WRITTEN TASK: Extract each line containing the string "保障安全和赢得商机".

========

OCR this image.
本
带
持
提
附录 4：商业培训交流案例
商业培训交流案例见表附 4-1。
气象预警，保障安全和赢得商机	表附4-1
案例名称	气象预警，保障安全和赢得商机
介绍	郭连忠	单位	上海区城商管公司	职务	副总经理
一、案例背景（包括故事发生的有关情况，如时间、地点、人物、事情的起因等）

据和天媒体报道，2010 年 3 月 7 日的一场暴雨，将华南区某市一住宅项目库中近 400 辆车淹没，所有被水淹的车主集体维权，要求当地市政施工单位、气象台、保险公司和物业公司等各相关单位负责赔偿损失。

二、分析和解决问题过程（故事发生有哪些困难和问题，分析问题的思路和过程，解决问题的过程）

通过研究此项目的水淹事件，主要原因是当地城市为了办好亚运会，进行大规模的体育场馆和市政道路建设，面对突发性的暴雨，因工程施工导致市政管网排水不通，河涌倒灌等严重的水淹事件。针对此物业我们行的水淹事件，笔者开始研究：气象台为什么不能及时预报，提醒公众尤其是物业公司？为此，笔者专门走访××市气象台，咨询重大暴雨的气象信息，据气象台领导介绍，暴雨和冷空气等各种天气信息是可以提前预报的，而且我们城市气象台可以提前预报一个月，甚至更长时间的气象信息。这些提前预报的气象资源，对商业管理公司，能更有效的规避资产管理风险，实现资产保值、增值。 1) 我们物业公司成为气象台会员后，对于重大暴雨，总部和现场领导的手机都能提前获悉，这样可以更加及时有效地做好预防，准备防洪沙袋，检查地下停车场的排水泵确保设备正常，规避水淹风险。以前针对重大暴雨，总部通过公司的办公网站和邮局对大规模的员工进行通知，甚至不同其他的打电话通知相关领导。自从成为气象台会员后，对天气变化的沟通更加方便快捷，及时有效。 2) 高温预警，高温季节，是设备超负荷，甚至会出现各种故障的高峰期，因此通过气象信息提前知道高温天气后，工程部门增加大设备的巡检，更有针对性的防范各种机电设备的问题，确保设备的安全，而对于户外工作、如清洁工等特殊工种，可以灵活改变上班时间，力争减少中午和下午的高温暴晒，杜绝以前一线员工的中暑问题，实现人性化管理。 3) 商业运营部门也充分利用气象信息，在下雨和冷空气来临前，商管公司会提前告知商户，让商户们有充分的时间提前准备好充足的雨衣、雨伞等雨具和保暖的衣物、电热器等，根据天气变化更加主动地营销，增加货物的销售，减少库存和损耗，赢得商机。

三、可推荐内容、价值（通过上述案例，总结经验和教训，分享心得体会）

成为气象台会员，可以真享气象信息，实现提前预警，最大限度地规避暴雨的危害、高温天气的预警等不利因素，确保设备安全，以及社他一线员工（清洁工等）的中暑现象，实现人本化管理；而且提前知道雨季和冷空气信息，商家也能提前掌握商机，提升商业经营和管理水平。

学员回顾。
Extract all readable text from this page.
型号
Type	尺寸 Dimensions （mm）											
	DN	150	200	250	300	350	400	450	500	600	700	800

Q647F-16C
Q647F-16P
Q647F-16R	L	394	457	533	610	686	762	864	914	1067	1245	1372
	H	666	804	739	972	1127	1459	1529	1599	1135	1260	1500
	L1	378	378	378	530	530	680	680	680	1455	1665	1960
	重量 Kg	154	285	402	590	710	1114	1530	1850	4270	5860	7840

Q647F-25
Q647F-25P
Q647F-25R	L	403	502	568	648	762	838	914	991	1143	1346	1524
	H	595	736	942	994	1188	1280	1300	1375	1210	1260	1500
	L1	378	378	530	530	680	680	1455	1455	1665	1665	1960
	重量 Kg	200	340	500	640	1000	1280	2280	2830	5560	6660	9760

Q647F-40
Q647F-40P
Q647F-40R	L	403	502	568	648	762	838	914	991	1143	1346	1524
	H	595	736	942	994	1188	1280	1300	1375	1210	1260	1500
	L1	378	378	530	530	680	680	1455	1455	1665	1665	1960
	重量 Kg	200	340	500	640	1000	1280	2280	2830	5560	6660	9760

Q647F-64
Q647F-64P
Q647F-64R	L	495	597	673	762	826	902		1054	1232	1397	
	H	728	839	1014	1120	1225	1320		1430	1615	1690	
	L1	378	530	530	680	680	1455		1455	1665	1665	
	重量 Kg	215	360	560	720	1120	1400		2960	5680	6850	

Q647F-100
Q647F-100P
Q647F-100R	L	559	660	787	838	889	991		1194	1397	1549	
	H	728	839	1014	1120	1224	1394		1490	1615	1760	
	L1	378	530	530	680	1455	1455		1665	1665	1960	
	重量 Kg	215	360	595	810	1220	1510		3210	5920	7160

========

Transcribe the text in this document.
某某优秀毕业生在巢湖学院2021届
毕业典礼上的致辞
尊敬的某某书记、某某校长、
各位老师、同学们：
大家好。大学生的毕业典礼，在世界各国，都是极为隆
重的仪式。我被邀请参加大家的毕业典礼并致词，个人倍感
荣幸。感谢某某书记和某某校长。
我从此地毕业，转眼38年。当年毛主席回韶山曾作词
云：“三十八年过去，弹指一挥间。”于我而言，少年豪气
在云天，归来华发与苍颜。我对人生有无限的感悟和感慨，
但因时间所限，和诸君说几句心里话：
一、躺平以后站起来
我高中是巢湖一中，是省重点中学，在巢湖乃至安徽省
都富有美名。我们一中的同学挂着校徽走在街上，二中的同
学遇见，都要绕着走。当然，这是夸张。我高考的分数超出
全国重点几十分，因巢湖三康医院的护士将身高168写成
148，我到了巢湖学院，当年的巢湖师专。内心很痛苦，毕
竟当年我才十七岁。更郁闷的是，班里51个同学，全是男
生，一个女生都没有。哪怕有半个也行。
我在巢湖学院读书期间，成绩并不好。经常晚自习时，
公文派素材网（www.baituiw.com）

========

ANSWER FOR THIS EXERCISE:
气象预警，保障安全和赢得商机	表附4-1
案例名称	气象预警，保障安全和赢得商机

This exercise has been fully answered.